### WHAT YOU SHOULD DO
Return only the number of lines holding the word "object".

====================

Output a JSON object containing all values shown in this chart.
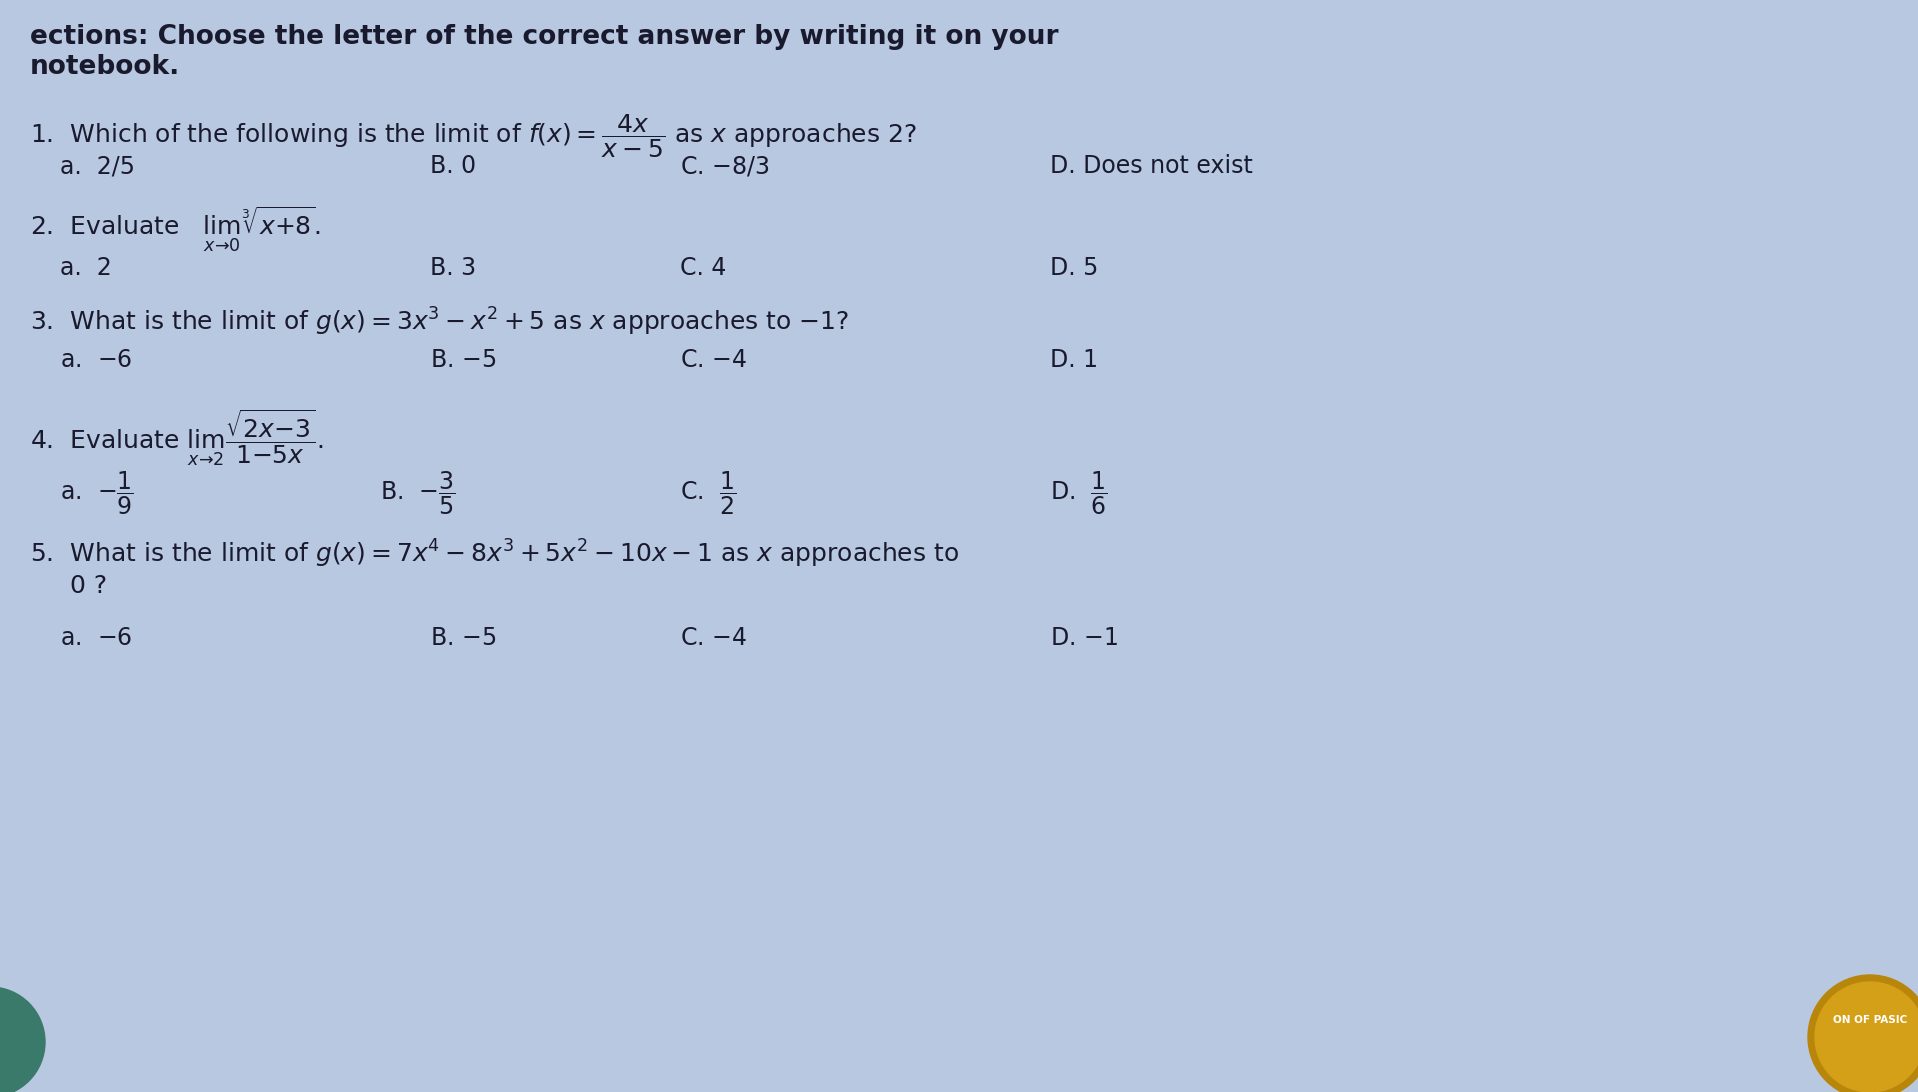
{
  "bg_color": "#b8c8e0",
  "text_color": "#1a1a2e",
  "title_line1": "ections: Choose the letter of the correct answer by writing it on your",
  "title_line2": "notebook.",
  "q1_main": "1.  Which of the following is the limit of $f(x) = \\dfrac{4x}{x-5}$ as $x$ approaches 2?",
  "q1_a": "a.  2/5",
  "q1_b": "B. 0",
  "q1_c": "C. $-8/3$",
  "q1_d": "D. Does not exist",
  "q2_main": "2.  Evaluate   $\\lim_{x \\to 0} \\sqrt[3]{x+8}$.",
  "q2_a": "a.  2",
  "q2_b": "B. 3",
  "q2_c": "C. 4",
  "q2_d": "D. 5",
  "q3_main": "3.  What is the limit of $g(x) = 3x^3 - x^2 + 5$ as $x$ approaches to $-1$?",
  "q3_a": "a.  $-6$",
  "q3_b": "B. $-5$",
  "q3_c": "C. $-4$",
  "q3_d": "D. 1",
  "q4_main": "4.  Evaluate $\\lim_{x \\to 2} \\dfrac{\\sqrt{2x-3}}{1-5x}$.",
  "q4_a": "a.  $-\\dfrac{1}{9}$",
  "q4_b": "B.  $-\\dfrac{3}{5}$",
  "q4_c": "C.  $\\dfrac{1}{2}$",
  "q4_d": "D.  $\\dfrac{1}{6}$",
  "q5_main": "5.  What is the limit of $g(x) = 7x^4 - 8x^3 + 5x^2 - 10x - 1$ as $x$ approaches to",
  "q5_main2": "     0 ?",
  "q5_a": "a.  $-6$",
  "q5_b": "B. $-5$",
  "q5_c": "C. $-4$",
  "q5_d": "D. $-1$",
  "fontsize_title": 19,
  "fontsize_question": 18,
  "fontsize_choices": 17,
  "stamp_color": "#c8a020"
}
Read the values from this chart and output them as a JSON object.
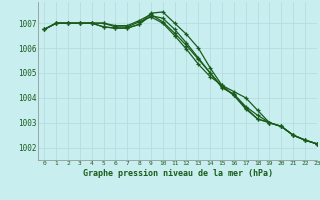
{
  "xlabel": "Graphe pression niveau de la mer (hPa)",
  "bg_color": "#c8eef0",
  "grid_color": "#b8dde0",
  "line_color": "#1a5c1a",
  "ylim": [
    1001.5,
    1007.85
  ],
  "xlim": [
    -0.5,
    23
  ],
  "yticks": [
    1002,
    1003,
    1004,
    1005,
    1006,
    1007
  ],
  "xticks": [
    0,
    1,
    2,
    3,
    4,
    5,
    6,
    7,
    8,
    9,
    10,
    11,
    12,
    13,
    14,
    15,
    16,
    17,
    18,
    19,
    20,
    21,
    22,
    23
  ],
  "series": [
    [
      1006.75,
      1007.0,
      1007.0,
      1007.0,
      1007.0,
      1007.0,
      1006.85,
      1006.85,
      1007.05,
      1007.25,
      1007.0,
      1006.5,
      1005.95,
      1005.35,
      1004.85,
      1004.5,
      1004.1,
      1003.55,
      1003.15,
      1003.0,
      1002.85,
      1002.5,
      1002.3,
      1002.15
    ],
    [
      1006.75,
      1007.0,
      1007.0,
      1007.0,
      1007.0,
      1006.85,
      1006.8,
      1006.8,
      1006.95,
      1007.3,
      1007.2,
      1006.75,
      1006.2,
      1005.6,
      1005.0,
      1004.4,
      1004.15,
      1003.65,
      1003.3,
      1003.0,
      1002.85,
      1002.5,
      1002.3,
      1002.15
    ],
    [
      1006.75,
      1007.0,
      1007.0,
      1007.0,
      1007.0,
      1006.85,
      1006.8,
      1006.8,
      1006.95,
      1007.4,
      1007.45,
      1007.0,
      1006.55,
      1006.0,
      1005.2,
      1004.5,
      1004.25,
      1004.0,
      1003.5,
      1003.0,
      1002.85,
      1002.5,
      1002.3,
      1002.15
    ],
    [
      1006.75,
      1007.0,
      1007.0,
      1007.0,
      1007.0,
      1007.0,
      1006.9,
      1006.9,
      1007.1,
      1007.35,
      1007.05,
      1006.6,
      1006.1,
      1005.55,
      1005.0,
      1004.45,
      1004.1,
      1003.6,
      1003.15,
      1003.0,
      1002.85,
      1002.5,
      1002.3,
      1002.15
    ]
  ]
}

====================

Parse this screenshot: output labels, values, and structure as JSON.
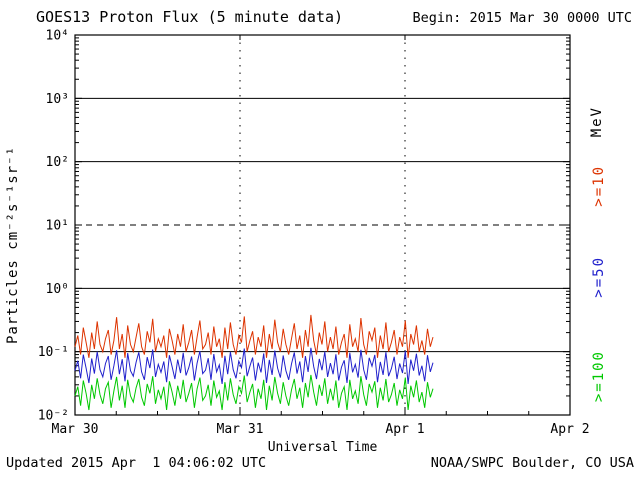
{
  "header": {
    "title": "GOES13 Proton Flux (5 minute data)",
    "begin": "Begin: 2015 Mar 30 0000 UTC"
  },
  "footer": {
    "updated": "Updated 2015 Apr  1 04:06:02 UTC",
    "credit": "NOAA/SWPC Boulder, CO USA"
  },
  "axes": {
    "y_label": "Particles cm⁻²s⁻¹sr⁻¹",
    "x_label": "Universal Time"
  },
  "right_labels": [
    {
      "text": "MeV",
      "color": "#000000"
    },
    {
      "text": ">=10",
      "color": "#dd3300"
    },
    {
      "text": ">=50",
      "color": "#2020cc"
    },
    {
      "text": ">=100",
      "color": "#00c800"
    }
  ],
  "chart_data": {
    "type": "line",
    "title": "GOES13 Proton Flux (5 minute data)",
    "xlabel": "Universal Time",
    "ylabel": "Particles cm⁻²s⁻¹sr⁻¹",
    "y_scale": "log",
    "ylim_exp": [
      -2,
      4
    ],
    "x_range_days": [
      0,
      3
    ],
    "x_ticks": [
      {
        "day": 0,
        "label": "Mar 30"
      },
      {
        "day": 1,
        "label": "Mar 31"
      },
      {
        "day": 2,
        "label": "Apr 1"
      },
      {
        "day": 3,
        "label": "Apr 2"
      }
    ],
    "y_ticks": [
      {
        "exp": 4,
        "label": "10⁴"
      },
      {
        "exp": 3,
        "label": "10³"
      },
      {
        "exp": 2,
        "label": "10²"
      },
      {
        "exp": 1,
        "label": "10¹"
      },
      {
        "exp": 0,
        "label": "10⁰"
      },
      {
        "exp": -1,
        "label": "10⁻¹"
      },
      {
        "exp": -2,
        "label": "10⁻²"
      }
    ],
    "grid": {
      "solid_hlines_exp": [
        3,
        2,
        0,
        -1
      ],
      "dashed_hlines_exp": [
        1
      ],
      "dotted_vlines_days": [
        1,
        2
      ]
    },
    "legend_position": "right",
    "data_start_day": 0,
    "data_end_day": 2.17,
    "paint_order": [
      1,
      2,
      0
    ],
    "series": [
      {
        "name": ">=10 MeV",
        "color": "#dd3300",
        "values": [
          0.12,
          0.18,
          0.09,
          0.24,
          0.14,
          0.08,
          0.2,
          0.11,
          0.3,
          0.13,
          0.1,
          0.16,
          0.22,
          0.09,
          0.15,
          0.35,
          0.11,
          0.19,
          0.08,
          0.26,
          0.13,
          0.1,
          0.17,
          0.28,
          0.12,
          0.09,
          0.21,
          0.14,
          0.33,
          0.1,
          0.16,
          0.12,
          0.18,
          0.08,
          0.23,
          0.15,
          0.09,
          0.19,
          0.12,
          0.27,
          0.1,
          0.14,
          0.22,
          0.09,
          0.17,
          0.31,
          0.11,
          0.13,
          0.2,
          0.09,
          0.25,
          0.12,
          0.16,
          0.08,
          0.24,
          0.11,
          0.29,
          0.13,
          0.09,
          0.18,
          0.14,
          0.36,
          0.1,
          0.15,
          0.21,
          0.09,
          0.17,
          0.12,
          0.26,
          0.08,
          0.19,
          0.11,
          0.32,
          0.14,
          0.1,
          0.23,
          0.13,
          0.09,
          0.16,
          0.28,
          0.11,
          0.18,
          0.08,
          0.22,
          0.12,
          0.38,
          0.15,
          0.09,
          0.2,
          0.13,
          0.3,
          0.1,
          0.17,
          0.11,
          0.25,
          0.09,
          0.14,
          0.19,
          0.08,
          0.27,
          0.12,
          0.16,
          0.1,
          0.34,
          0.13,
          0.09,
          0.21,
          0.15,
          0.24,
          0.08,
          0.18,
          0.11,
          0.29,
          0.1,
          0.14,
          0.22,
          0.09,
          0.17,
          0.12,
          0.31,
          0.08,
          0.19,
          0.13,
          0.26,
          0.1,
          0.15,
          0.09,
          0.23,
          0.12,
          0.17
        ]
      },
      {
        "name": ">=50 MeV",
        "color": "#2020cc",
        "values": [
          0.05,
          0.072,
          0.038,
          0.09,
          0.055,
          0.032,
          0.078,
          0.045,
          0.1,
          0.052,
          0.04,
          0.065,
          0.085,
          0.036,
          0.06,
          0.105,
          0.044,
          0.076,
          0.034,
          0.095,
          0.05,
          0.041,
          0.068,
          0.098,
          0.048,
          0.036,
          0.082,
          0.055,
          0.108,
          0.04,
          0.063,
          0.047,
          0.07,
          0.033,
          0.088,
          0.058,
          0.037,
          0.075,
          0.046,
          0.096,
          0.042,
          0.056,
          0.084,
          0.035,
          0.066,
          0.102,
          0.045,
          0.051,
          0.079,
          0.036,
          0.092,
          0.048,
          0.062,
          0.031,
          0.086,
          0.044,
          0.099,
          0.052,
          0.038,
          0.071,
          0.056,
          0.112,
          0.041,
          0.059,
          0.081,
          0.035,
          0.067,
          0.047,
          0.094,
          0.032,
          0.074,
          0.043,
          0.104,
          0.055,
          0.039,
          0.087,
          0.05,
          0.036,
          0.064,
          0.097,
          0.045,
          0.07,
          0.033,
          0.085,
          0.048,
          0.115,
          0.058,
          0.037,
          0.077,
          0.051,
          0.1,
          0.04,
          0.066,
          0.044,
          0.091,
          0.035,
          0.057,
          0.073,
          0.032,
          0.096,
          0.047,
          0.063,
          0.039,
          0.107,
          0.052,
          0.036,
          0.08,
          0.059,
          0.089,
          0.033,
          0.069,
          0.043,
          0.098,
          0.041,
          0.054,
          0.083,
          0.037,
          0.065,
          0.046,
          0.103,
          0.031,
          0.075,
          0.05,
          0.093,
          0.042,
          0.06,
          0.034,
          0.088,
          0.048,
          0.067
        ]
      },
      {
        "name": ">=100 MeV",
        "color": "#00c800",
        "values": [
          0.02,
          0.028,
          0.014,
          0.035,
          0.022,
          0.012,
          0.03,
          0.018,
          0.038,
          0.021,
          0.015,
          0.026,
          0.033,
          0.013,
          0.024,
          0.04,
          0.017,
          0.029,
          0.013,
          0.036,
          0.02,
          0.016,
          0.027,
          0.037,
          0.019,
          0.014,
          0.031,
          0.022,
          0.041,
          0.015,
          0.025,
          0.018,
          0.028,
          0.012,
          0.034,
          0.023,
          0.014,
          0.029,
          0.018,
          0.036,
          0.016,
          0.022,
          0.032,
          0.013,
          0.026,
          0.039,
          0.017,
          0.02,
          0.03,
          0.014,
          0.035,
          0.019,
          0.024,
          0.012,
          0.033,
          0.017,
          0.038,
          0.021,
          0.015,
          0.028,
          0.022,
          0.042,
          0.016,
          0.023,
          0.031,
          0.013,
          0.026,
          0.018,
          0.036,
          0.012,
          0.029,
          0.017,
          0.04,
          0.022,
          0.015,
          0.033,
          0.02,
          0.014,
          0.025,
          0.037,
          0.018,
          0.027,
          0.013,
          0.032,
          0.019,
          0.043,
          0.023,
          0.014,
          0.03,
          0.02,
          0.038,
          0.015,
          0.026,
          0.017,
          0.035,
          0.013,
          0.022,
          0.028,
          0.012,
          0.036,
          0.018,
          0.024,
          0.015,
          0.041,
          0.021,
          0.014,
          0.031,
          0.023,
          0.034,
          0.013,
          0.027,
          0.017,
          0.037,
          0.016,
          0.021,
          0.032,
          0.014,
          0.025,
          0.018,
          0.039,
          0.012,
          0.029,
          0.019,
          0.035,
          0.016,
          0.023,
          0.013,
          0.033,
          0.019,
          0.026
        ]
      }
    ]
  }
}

====================

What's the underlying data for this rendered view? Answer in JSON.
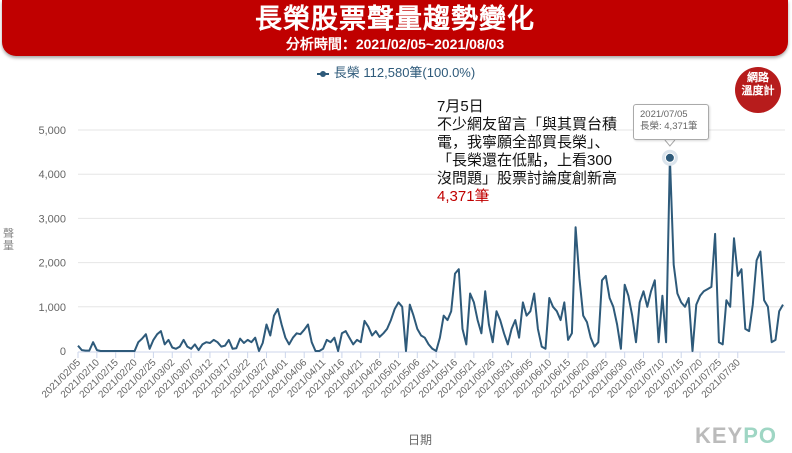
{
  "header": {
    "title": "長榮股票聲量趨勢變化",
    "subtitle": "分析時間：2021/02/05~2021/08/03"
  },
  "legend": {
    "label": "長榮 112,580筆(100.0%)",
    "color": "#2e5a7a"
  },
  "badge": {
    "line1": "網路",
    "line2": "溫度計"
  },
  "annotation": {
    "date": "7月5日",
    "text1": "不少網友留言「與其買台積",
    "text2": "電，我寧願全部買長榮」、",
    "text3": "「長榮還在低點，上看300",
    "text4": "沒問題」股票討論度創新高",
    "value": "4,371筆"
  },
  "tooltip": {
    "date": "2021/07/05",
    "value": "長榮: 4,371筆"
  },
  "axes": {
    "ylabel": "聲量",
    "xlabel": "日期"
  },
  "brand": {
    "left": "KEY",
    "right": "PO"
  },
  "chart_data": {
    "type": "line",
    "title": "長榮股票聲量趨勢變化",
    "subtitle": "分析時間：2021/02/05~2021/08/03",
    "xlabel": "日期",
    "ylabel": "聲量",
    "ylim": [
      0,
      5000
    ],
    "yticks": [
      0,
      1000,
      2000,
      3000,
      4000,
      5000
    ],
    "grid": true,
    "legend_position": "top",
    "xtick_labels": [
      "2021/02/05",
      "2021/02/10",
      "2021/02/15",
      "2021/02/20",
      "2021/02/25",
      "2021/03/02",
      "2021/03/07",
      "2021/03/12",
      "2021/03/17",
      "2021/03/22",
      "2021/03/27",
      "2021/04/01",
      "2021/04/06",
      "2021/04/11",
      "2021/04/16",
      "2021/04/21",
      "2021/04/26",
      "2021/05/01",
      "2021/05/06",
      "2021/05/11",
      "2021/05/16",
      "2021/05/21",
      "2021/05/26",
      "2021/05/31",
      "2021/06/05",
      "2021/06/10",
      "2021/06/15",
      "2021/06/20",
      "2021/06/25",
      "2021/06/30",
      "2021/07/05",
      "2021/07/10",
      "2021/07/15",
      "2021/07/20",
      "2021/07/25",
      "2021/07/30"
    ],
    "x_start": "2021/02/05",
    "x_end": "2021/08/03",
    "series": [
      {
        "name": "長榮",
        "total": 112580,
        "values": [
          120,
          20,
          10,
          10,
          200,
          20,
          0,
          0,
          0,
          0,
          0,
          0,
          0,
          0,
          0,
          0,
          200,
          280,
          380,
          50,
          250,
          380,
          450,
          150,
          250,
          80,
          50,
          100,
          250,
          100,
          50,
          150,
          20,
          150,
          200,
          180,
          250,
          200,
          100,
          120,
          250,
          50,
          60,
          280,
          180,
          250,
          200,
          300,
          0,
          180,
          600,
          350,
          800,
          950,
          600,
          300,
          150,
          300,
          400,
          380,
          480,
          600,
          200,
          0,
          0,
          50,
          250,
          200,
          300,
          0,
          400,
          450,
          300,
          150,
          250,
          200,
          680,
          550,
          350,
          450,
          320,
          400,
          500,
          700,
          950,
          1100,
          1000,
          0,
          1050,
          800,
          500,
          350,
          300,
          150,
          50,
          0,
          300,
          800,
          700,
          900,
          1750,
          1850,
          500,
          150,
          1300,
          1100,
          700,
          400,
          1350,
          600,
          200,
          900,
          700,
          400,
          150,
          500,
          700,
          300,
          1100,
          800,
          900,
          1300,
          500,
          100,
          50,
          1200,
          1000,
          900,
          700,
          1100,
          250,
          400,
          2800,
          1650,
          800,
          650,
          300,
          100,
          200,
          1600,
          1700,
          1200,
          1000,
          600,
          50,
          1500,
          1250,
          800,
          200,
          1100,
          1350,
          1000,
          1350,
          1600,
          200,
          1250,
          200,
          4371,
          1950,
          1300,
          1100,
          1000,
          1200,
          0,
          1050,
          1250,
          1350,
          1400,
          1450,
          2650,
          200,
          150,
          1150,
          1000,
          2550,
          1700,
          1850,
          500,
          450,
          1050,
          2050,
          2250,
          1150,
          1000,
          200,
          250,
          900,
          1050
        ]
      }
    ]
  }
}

====================

### RIGHT ANSWER
2